Task goal: In the nanofluids text below, what stopped the viscosity hysteresis in the ZnO–water nanofluid?

Text provided:
The properties of ethylene glycol based nanofluids have great impact due to their use as coolants in automobiles. Sand—ethylene glycol—water dispersions synthesis is reported using stirred bead milling and ultrasonication and about 20 % enhancement in thermal conductivity was reported at a particle concentration of 1.80 % w/v.40
2.3. Physicochemical properties influencing the flow of nanofluids
Moosavi et al.58 reported in their work the physicochemical properties changes for the ZnO—ethylene glycol and ZnO—glycerol nanofluids. They found the Viscosity ratio and surface tension ratio were increase with increasing concentration of the nanomaterials to an extent.
Ojha et al.59 reported that ZnO—water nanofluid prepared without surfactant showed differences in viscosity at the same temperature during the heating and cooling cycles and this aspect is known as hysteresis in viscosity.44 This hysteresis was prevented using a surfactant for complete dispersion of ZnO nanoparticles.

Records:
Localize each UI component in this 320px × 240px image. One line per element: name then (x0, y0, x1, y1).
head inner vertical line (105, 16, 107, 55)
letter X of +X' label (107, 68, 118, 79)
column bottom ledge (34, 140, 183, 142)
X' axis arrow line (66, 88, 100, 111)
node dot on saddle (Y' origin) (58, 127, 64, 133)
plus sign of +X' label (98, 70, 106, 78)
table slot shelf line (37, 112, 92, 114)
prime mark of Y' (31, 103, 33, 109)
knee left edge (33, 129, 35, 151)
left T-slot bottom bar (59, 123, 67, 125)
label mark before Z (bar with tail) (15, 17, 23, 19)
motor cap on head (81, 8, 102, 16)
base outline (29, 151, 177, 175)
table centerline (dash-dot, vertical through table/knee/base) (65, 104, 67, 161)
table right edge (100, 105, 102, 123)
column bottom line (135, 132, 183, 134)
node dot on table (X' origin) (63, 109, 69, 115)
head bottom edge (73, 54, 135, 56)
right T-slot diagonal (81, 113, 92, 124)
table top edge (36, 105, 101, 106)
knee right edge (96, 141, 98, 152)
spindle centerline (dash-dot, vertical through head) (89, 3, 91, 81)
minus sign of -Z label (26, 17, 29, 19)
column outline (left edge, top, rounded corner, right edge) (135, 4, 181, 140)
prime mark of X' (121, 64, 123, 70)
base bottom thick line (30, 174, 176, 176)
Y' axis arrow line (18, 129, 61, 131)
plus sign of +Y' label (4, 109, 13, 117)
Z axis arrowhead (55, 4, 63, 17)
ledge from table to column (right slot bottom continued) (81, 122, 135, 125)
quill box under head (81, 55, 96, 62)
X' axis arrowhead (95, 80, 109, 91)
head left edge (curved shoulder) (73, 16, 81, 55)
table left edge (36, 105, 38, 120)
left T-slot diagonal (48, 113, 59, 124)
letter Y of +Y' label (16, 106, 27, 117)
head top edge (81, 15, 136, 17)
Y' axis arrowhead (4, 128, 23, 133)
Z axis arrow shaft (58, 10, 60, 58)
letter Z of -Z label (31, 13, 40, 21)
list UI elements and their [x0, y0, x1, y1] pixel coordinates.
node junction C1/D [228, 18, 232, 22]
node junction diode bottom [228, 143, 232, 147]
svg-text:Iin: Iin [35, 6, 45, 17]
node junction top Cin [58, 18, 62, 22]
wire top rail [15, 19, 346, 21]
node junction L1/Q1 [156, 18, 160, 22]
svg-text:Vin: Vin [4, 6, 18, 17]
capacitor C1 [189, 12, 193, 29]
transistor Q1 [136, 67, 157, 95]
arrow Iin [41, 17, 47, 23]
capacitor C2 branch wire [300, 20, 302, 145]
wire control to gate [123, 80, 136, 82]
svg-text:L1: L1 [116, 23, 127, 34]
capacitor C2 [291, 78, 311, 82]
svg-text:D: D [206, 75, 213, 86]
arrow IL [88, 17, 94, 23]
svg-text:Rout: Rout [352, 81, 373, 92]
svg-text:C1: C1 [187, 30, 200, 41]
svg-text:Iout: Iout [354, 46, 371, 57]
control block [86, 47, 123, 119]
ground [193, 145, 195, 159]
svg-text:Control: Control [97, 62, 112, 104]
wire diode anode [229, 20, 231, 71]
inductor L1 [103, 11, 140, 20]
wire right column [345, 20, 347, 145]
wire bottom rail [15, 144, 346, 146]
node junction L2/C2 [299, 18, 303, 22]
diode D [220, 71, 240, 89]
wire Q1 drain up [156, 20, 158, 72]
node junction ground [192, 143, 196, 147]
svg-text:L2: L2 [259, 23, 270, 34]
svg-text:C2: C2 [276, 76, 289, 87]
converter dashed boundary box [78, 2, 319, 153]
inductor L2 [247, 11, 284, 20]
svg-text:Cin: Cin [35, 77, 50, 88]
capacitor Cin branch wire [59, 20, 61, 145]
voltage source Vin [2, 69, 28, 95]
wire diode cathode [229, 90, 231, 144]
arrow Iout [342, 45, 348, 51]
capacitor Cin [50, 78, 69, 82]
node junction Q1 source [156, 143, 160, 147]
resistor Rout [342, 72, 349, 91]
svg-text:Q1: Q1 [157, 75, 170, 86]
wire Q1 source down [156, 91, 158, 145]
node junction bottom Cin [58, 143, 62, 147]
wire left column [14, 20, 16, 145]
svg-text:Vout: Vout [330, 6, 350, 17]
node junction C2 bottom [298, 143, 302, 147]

Your solution: Using a surfactant to fully disperse the ZnO nanoparticles.